| Work to be completed |
Go through the entries below and retype them exactly, omitting each picture.

| Given entries |
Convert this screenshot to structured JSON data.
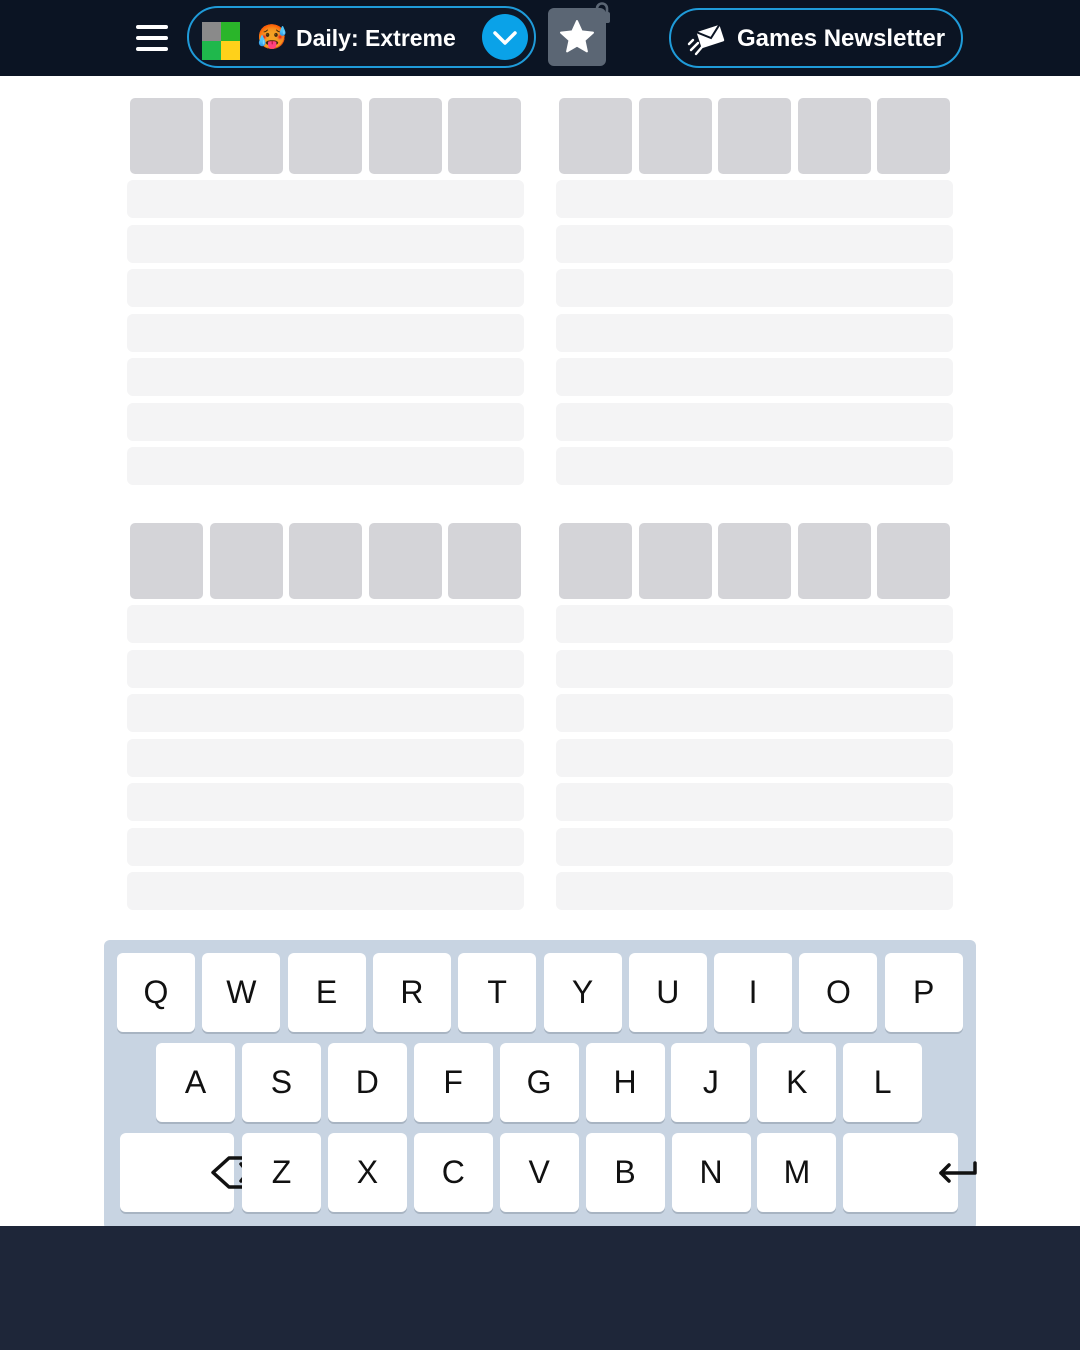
{
  "header": {
    "mode_label": "Daily: Extreme",
    "mode_emoji": "🥵",
    "newsletter_label": "Games Newsletter",
    "icons": {
      "menu": "hamburger-menu-icon",
      "logo": "game-logo-icon",
      "chevron": "chevron-down-icon",
      "favorite": "star-icon",
      "lock": "lock-icon",
      "newsletter": "flying-envelope-icon"
    },
    "colors": {
      "background": "#0b1423",
      "accent": "#1f9bd9",
      "chevron_bg": "#0aa2e8",
      "logo": [
        "#8a8a8a",
        "#2ab52a",
        "#1fb84c",
        "#ffd11a"
      ]
    }
  },
  "boards": {
    "count": 4,
    "tiles_per_board": 5,
    "rows_per_board": 7,
    "tile_color": "#d4d4d8",
    "row_color": "#f4f4f5"
  },
  "keyboard": {
    "row1": [
      "Q",
      "W",
      "E",
      "R",
      "T",
      "Y",
      "U",
      "I",
      "O",
      "P"
    ],
    "row2": [
      "A",
      "S",
      "D",
      "F",
      "G",
      "H",
      "J",
      "K",
      "L"
    ],
    "row3": [
      "Z",
      "X",
      "C",
      "V",
      "B",
      "N",
      "M"
    ],
    "backspace_icon": "backspace-icon",
    "enter_icon": "enter-arrow-icon"
  }
}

| Task result |
Convert this screenshot to structured JSON data.
{
  "header": {
    "mode_label": "Daily: Extreme",
    "mode_emoji": "🥵",
    "newsletter_label": "Games Newsletter",
    "icons": {
      "menu": "hamburger-menu-icon",
      "logo": "game-logo-icon",
      "chevron": "chevron-down-icon",
      "favorite": "star-icon",
      "lock": "lock-icon",
      "newsletter": "flying-envelope-icon"
    },
    "colors": {
      "background": "#0b1423",
      "accent": "#1f9bd9",
      "chevron_bg": "#0aa2e8",
      "logo": [
        "#8a8a8a",
        "#2ab52a",
        "#1fb84c",
        "#ffd11a"
      ]
    }
  },
  "boards": {
    "count": 4,
    "tiles_per_board": 5,
    "rows_per_board": 7,
    "tile_color": "#d4d4d8",
    "row_color": "#f4f4f5"
  },
  "keyboard": {
    "row1": [
      "Q",
      "W",
      "E",
      "R",
      "T",
      "Y",
      "U",
      "I",
      "O",
      "P"
    ],
    "row2": [
      "A",
      "S",
      "D",
      "F",
      "G",
      "H",
      "J",
      "K",
      "L"
    ],
    "row3": [
      "Z",
      "X",
      "C",
      "V",
      "B",
      "N",
      "M"
    ],
    "backspace_icon": "backspace-icon",
    "enter_icon": "enter-arrow-icon"
  }
}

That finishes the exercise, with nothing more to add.